--- start SOURCE MATERIAL ---

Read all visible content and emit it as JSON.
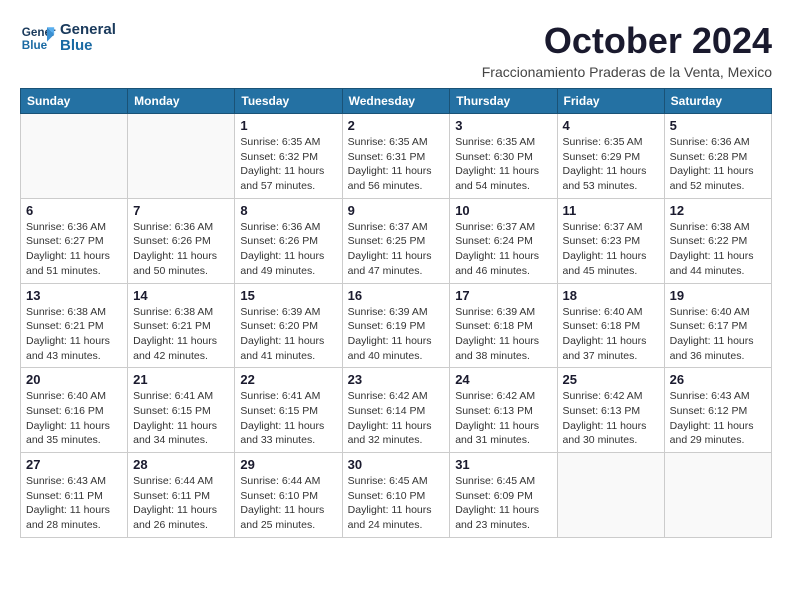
{
  "logo": {
    "line1": "General",
    "line2": "Blue"
  },
  "title": "October 2024",
  "subtitle": "Fraccionamiento Praderas de la Venta, Mexico",
  "weekdays": [
    "Sunday",
    "Monday",
    "Tuesday",
    "Wednesday",
    "Thursday",
    "Friday",
    "Saturday"
  ],
  "weeks": [
    [
      {
        "day": "",
        "info": ""
      },
      {
        "day": "",
        "info": ""
      },
      {
        "day": "1",
        "info": "Sunrise: 6:35 AM\nSunset: 6:32 PM\nDaylight: 11 hours\nand 57 minutes."
      },
      {
        "day": "2",
        "info": "Sunrise: 6:35 AM\nSunset: 6:31 PM\nDaylight: 11 hours\nand 56 minutes."
      },
      {
        "day": "3",
        "info": "Sunrise: 6:35 AM\nSunset: 6:30 PM\nDaylight: 11 hours\nand 54 minutes."
      },
      {
        "day": "4",
        "info": "Sunrise: 6:35 AM\nSunset: 6:29 PM\nDaylight: 11 hours\nand 53 minutes."
      },
      {
        "day": "5",
        "info": "Sunrise: 6:36 AM\nSunset: 6:28 PM\nDaylight: 11 hours\nand 52 minutes."
      }
    ],
    [
      {
        "day": "6",
        "info": "Sunrise: 6:36 AM\nSunset: 6:27 PM\nDaylight: 11 hours\nand 51 minutes."
      },
      {
        "day": "7",
        "info": "Sunrise: 6:36 AM\nSunset: 6:26 PM\nDaylight: 11 hours\nand 50 minutes."
      },
      {
        "day": "8",
        "info": "Sunrise: 6:36 AM\nSunset: 6:26 PM\nDaylight: 11 hours\nand 49 minutes."
      },
      {
        "day": "9",
        "info": "Sunrise: 6:37 AM\nSunset: 6:25 PM\nDaylight: 11 hours\nand 47 minutes."
      },
      {
        "day": "10",
        "info": "Sunrise: 6:37 AM\nSunset: 6:24 PM\nDaylight: 11 hours\nand 46 minutes."
      },
      {
        "day": "11",
        "info": "Sunrise: 6:37 AM\nSunset: 6:23 PM\nDaylight: 11 hours\nand 45 minutes."
      },
      {
        "day": "12",
        "info": "Sunrise: 6:38 AM\nSunset: 6:22 PM\nDaylight: 11 hours\nand 44 minutes."
      }
    ],
    [
      {
        "day": "13",
        "info": "Sunrise: 6:38 AM\nSunset: 6:21 PM\nDaylight: 11 hours\nand 43 minutes."
      },
      {
        "day": "14",
        "info": "Sunrise: 6:38 AM\nSunset: 6:21 PM\nDaylight: 11 hours\nand 42 minutes."
      },
      {
        "day": "15",
        "info": "Sunrise: 6:39 AM\nSunset: 6:20 PM\nDaylight: 11 hours\nand 41 minutes."
      },
      {
        "day": "16",
        "info": "Sunrise: 6:39 AM\nSunset: 6:19 PM\nDaylight: 11 hours\nand 40 minutes."
      },
      {
        "day": "17",
        "info": "Sunrise: 6:39 AM\nSunset: 6:18 PM\nDaylight: 11 hours\nand 38 minutes."
      },
      {
        "day": "18",
        "info": "Sunrise: 6:40 AM\nSunset: 6:18 PM\nDaylight: 11 hours\nand 37 minutes."
      },
      {
        "day": "19",
        "info": "Sunrise: 6:40 AM\nSunset: 6:17 PM\nDaylight: 11 hours\nand 36 minutes."
      }
    ],
    [
      {
        "day": "20",
        "info": "Sunrise: 6:40 AM\nSunset: 6:16 PM\nDaylight: 11 hours\nand 35 minutes."
      },
      {
        "day": "21",
        "info": "Sunrise: 6:41 AM\nSunset: 6:15 PM\nDaylight: 11 hours\nand 34 minutes."
      },
      {
        "day": "22",
        "info": "Sunrise: 6:41 AM\nSunset: 6:15 PM\nDaylight: 11 hours\nand 33 minutes."
      },
      {
        "day": "23",
        "info": "Sunrise: 6:42 AM\nSunset: 6:14 PM\nDaylight: 11 hours\nand 32 minutes."
      },
      {
        "day": "24",
        "info": "Sunrise: 6:42 AM\nSunset: 6:13 PM\nDaylight: 11 hours\nand 31 minutes."
      },
      {
        "day": "25",
        "info": "Sunrise: 6:42 AM\nSunset: 6:13 PM\nDaylight: 11 hours\nand 30 minutes."
      },
      {
        "day": "26",
        "info": "Sunrise: 6:43 AM\nSunset: 6:12 PM\nDaylight: 11 hours\nand 29 minutes."
      }
    ],
    [
      {
        "day": "27",
        "info": "Sunrise: 6:43 AM\nSunset: 6:11 PM\nDaylight: 11 hours\nand 28 minutes."
      },
      {
        "day": "28",
        "info": "Sunrise: 6:44 AM\nSunset: 6:11 PM\nDaylight: 11 hours\nand 26 minutes."
      },
      {
        "day": "29",
        "info": "Sunrise: 6:44 AM\nSunset: 6:10 PM\nDaylight: 11 hours\nand 25 minutes."
      },
      {
        "day": "30",
        "info": "Sunrise: 6:45 AM\nSunset: 6:10 PM\nDaylight: 11 hours\nand 24 minutes."
      },
      {
        "day": "31",
        "info": "Sunrise: 6:45 AM\nSunset: 6:09 PM\nDaylight: 11 hours\nand 23 minutes."
      },
      {
        "day": "",
        "info": ""
      },
      {
        "day": "",
        "info": ""
      }
    ]
  ]
}
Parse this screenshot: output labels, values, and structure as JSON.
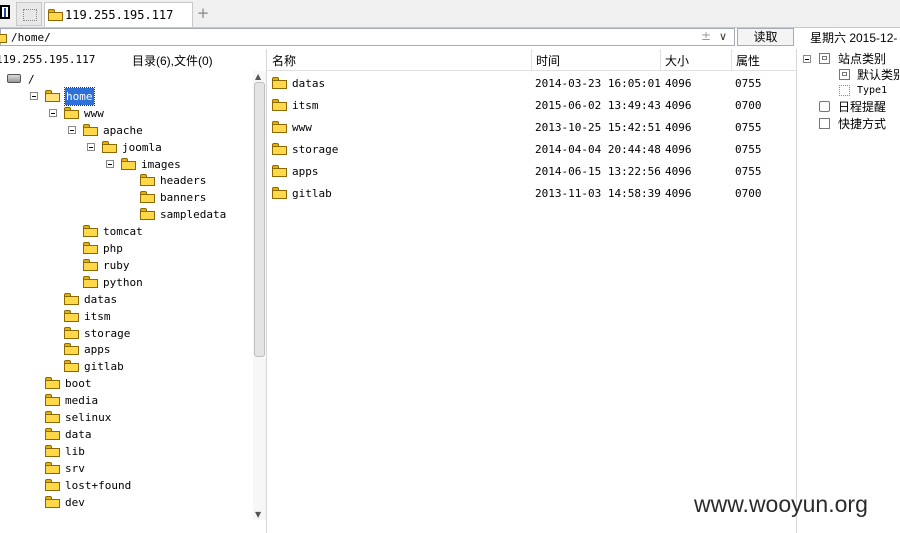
{
  "tabs": {
    "active_label": "119.255.195.117",
    "add_label": "+"
  },
  "pathbar": {
    "path": "/home/",
    "plusminus": "±",
    "dropdown": "∨",
    "read_label": "读取",
    "date_text": "星期六 2015-12-"
  },
  "left_panel": {
    "host": "119.255.195.117",
    "counts": "目录(6),文件(0)",
    "tree": [
      {
        "name": "/",
        "depth": 0,
        "toggle": false,
        "icon": "drive-icon"
      },
      {
        "name": "home",
        "depth": 1,
        "toggle": true,
        "icon": "folder-open-icon",
        "selected": true
      },
      {
        "name": "www",
        "depth": 2,
        "toggle": true,
        "icon": "folder-icon"
      },
      {
        "name": "apache",
        "depth": 3,
        "toggle": true,
        "icon": "folder-icon"
      },
      {
        "name": "joomla",
        "depth": 4,
        "toggle": true,
        "icon": "folder-icon"
      },
      {
        "name": "images",
        "depth": 5,
        "toggle": true,
        "icon": "folder-icon"
      },
      {
        "name": "headers",
        "depth": 6,
        "toggle": false,
        "icon": "folder-icon"
      },
      {
        "name": "banners",
        "depth": 6,
        "toggle": false,
        "icon": "folder-icon"
      },
      {
        "name": "sampledata",
        "depth": 6,
        "toggle": false,
        "icon": "folder-icon"
      },
      {
        "name": "tomcat",
        "depth": 3,
        "toggle": false,
        "icon": "folder-icon"
      },
      {
        "name": "php",
        "depth": 3,
        "toggle": false,
        "icon": "folder-icon"
      },
      {
        "name": "ruby",
        "depth": 3,
        "toggle": false,
        "icon": "folder-icon"
      },
      {
        "name": "python",
        "depth": 3,
        "toggle": false,
        "icon": "folder-icon"
      },
      {
        "name": "datas",
        "depth": 2,
        "toggle": false,
        "icon": "folder-icon"
      },
      {
        "name": "itsm",
        "depth": 2,
        "toggle": false,
        "icon": "folder-icon"
      },
      {
        "name": "storage",
        "depth": 2,
        "toggle": false,
        "icon": "folder-icon"
      },
      {
        "name": "apps",
        "depth": 2,
        "toggle": false,
        "icon": "folder-icon"
      },
      {
        "name": "gitlab",
        "depth": 2,
        "toggle": false,
        "icon": "folder-icon"
      },
      {
        "name": "boot",
        "depth": 1,
        "toggle": false,
        "icon": "folder-icon"
      },
      {
        "name": "media",
        "depth": 1,
        "toggle": false,
        "icon": "folder-icon"
      },
      {
        "name": "selinux",
        "depth": 1,
        "toggle": false,
        "icon": "folder-icon"
      },
      {
        "name": "data",
        "depth": 1,
        "toggle": false,
        "icon": "folder-icon"
      },
      {
        "name": "lib",
        "depth": 1,
        "toggle": false,
        "icon": "folder-icon"
      },
      {
        "name": "srv",
        "depth": 1,
        "toggle": false,
        "icon": "folder-icon"
      },
      {
        "name": "lost+found",
        "depth": 1,
        "toggle": false,
        "icon": "folder-icon"
      },
      {
        "name": "dev",
        "depth": 1,
        "toggle": false,
        "icon": "folder-icon"
      }
    ]
  },
  "file_list": {
    "columns": {
      "name": "名称",
      "time": "时间",
      "size": "大小",
      "attr": "属性"
    },
    "rows": [
      {
        "name": "datas",
        "time": "2014-03-23 16:05:01",
        "size": "4096",
        "attr": "0755"
      },
      {
        "name": "itsm",
        "time": "2015-06-02 13:49:43",
        "size": "4096",
        "attr": "0700"
      },
      {
        "name": "www",
        "time": "2013-10-25 15:42:51",
        "size": "4096",
        "attr": "0755"
      },
      {
        "name": "storage",
        "time": "2014-04-04 20:44:48",
        "size": "4096",
        "attr": "0755"
      },
      {
        "name": "apps",
        "time": "2014-06-15 13:22:56",
        "size": "4096",
        "attr": "0755"
      },
      {
        "name": "gitlab",
        "time": "2013-11-03 14:58:39",
        "size": "4096",
        "attr": "0700"
      }
    ]
  },
  "right_panel": {
    "site_category": "站点类别",
    "default_category": "默认类别",
    "type1": "Type1",
    "schedule": "日程提醒",
    "shortcuts": "快捷方式"
  },
  "watermark": "www.wooyun.org",
  "colors": {
    "selection": "#2e6fd8",
    "folder": "#ffd84a"
  }
}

--- end SOURCE MATERIAL ---

PROBLEM STATEMENT: Collect each line of the entries that has the word "JSON", copying it in full.

RIGHT ANSWER:
Read all visible content and emit it as JSON.
Parse this screenshot: output labels, values, and structure as JSON.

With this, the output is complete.